◆ Material provided:
## begin

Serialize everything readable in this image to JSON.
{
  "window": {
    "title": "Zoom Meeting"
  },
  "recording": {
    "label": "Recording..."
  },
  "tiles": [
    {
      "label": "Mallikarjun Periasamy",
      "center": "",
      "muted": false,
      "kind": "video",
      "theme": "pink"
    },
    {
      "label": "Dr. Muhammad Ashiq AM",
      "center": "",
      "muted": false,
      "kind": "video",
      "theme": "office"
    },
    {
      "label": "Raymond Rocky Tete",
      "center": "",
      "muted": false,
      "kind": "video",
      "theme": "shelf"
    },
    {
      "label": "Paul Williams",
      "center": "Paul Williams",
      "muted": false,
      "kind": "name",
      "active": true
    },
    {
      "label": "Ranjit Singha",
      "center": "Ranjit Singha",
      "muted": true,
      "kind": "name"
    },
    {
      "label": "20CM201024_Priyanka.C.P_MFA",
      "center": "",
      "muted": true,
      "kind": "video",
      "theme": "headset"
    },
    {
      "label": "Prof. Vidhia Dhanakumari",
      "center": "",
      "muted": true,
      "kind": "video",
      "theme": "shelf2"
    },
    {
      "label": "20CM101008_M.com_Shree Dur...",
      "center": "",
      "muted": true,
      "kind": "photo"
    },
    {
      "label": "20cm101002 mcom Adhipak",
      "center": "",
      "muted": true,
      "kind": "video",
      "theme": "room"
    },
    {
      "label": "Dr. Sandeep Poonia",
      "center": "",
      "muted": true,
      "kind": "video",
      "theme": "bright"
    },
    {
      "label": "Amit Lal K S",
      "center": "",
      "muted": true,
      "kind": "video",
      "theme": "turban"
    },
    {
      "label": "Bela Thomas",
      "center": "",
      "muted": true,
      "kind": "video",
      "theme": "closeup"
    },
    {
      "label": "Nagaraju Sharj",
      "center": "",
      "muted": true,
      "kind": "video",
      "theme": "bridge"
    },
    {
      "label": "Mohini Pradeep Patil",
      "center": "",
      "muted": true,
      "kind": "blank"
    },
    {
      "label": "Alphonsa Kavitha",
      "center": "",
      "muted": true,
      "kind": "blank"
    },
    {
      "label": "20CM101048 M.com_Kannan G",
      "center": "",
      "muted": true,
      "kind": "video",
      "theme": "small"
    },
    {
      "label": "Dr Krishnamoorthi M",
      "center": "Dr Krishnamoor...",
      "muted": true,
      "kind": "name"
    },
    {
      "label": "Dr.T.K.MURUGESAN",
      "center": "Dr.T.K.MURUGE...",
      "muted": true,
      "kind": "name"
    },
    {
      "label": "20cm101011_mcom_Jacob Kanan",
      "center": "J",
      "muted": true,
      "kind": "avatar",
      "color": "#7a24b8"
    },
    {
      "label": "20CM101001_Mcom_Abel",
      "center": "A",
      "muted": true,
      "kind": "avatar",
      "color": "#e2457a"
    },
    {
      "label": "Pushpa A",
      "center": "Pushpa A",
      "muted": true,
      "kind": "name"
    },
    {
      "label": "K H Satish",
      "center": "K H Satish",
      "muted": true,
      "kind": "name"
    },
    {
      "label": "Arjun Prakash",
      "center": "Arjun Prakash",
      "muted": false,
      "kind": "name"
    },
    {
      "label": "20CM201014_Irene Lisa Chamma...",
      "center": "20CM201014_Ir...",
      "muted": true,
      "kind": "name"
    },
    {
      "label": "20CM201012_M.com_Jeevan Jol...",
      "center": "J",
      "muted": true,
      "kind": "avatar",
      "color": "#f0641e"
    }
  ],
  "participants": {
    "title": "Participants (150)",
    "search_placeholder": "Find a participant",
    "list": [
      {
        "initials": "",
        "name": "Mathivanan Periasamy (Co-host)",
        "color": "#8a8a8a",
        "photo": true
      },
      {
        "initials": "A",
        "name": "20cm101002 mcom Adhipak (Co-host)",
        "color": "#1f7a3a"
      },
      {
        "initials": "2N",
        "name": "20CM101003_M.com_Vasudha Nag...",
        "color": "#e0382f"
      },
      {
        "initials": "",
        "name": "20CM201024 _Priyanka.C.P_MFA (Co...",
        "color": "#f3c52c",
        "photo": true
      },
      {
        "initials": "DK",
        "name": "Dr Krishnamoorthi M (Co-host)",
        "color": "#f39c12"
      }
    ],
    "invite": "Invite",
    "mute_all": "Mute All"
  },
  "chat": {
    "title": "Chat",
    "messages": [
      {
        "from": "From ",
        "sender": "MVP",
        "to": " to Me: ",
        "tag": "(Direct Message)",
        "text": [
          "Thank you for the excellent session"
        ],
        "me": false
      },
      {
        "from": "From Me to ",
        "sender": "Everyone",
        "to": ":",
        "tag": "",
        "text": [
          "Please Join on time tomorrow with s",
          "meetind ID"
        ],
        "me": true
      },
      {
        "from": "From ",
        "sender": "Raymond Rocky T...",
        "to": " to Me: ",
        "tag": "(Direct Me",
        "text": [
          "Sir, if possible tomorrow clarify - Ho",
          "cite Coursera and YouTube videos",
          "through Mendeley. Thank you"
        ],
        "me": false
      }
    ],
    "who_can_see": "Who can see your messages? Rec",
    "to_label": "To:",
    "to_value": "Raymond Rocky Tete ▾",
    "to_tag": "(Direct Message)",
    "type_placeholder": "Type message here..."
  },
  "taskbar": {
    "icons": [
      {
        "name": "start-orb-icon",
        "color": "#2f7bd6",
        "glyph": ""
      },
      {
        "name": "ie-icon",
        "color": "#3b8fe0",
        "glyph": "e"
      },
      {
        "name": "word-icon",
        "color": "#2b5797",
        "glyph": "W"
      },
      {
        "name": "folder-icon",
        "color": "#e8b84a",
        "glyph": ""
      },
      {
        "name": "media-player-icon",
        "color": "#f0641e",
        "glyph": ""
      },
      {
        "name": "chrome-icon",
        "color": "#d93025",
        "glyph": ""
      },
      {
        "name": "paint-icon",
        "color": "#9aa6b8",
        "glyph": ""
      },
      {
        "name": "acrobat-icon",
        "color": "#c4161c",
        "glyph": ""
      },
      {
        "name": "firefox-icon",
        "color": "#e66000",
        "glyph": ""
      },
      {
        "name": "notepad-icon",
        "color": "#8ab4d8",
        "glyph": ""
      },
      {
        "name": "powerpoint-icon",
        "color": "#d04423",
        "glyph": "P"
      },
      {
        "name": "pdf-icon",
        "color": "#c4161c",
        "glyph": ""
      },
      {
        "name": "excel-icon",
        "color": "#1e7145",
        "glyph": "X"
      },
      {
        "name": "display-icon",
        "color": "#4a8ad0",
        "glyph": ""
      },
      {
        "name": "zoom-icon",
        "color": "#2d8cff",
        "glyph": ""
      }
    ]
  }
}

## end

◆ Set task: Repeat the entries shown above, every one, word for word.

◆ Finished exercise:
Serialize everything readable in this image to JSON.
{
  "window": {
    "title": "Zoom Meeting"
  },
  "recording": {
    "label": "Recording..."
  },
  "tiles": [
    {
      "label": "Mallikarjun Periasamy",
      "center": "",
      "muted": false,
      "kind": "video",
      "theme": "pink"
    },
    {
      "label": "Dr. Muhammad Ashiq AM",
      "center": "",
      "muted": false,
      "kind": "video",
      "theme": "office"
    },
    {
      "label": "Raymond Rocky Tete",
      "center": "",
      "muted": false,
      "kind": "video",
      "theme": "shelf"
    },
    {
      "label": "Paul Williams",
      "center": "Paul Williams",
      "muted": false,
      "kind": "name",
      "active": true
    },
    {
      "label": "Ranjit Singha",
      "center": "Ranjit Singha",
      "muted": true,
      "kind": "name"
    },
    {
      "label": "20CM201024_Priyanka.C.P_MFA",
      "center": "",
      "muted": true,
      "kind": "video",
      "theme": "headset"
    },
    {
      "label": "Prof. Vidhia Dhanakumari",
      "center": "",
      "muted": true,
      "kind": "video",
      "theme": "shelf2"
    },
    {
      "label": "20CM101008_M.com_Shree Dur...",
      "center": "",
      "muted": true,
      "kind": "photo"
    },
    {
      "label": "20cm101002 mcom Adhipak",
      "center": "",
      "muted": true,
      "kind": "video",
      "theme": "room"
    },
    {
      "label": "Dr. Sandeep Poonia",
      "center": "",
      "muted": true,
      "kind": "video",
      "theme": "bright"
    },
    {
      "label": "Amit Lal K S",
      "center": "",
      "muted": true,
      "kind": "video",
      "theme": "turban"
    },
    {
      "label": "Bela Thomas",
      "center": "",
      "muted": true,
      "kind": "video",
      "theme": "closeup"
    },
    {
      "label": "Nagaraju Sharj",
      "center": "",
      "muted": true,
      "kind": "video",
      "theme": "bridge"
    },
    {
      "label": "Mohini Pradeep Patil",
      "center": "",
      "muted": true,
      "kind": "blank"
    },
    {
      "label": "Alphonsa Kavitha",
      "center": "",
      "muted": true,
      "kind": "blank"
    },
    {
      "label": "20CM101048 M.com_Kannan G",
      "center": "",
      "muted": true,
      "kind": "video",
      "theme": "small"
    },
    {
      "label": "Dr Krishnamoorthi M",
      "center": "Dr Krishnamoor...",
      "muted": true,
      "kind": "name"
    },
    {
      "label": "Dr.T.K.MURUGESAN",
      "center": "Dr.T.K.MURUGE...",
      "muted": true,
      "kind": "name"
    },
    {
      "label": "20cm101011_mcom_Jacob Kanan",
      "center": "J",
      "muted": true,
      "kind": "avatar",
      "color": "#7a24b8"
    },
    {
      "label": "20CM101001_Mcom_Abel",
      "center": "A",
      "muted": true,
      "kind": "avatar",
      "color": "#e2457a"
    },
    {
      "label": "Pushpa A",
      "center": "Pushpa A",
      "muted": true,
      "kind": "name"
    },
    {
      "label": "K H Satish",
      "center": "K H Satish",
      "muted": true,
      "kind": "name"
    },
    {
      "label": "Arjun Prakash",
      "center": "Arjun Prakash",
      "muted": false,
      "kind": "name"
    },
    {
      "label": "20CM201014_Irene Lisa Chamma...",
      "center": "20CM201014_Ir...",
      "muted": true,
      "kind": "name"
    },
    {
      "label": "20CM201012_M.com_Jeevan Jol...",
      "center": "J",
      "muted": true,
      "kind": "avatar",
      "color": "#f0641e"
    }
  ],
  "participants": {
    "title": "Participants (150)",
    "search_placeholder": "Find a participant",
    "list": [
      {
        "initials": "",
        "name": "Mathivanan Periasamy (Co-host)",
        "color": "#8a8a8a",
        "photo": true
      },
      {
        "initials": "A",
        "name": "20cm101002 mcom Adhipak (Co-host)",
        "color": "#1f7a3a"
      },
      {
        "initials": "2N",
        "name": "20CM101003_M.com_Vasudha Nag...",
        "color": "#e0382f"
      },
      {
        "initials": "",
        "name": "20CM201024 _Priyanka.C.P_MFA (Co...",
        "color": "#f3c52c",
        "photo": true
      },
      {
        "initials": "DK",
        "name": "Dr Krishnamoorthi M (Co-host)",
        "color": "#f39c12"
      }
    ],
    "invite": "Invite",
    "mute_all": "Mute All"
  },
  "chat": {
    "title": "Chat",
    "messages": [
      {
        "from": "From ",
        "sender": "MVP",
        "to": " to Me: ",
        "tag": "(Direct Message)",
        "text": [
          "Thank you for the excellent session"
        ],
        "me": false
      },
      {
        "from": "From Me to ",
        "sender": "Everyone",
        "to": ":",
        "tag": "",
        "text": [
          "Please Join on time tomorrow with s",
          "meetind ID"
        ],
        "me": true
      },
      {
        "from": "From ",
        "sender": "Raymond Rocky T...",
        "to": " to Me: ",
        "tag": "(Direct Me",
        "text": [
          "Sir, if possible tomorrow clarify - Ho",
          "cite Coursera and YouTube videos",
          "through Mendeley. Thank you"
        ],
        "me": false
      }
    ],
    "who_can_see": "Who can see your messages? Rec",
    "to_label": "To:",
    "to_value": "Raymond Rocky Tete ▾",
    "to_tag": "(Direct Message)",
    "type_placeholder": "Type message here..."
  },
  "taskbar": {
    "icons": [
      {
        "name": "start-orb-icon",
        "color": "#2f7bd6",
        "glyph": ""
      },
      {
        "name": "ie-icon",
        "color": "#3b8fe0",
        "glyph": "e"
      },
      {
        "name": "word-icon",
        "color": "#2b5797",
        "glyph": "W"
      },
      {
        "name": "folder-icon",
        "color": "#e8b84a",
        "glyph": ""
      },
      {
        "name": "media-player-icon",
        "color": "#f0641e",
        "glyph": ""
      },
      {
        "name": "chrome-icon",
        "color": "#d93025",
        "glyph": ""
      },
      {
        "name": "paint-icon",
        "color": "#9aa6b8",
        "glyph": ""
      },
      {
        "name": "acrobat-icon",
        "color": "#c4161c",
        "glyph": ""
      },
      {
        "name": "firefox-icon",
        "color": "#e66000",
        "glyph": ""
      },
      {
        "name": "notepad-icon",
        "color": "#8ab4d8",
        "glyph": ""
      },
      {
        "name": "powerpoint-icon",
        "color": "#d04423",
        "glyph": "P"
      },
      {
        "name": "pdf-icon",
        "color": "#c4161c",
        "glyph": ""
      },
      {
        "name": "excel-icon",
        "color": "#1e7145",
        "glyph": "X"
      },
      {
        "name": "display-icon",
        "color": "#4a8ad0",
        "glyph": ""
      },
      {
        "name": "zoom-icon",
        "color": "#2d8cff",
        "glyph": ""
      }
    ]
  }
}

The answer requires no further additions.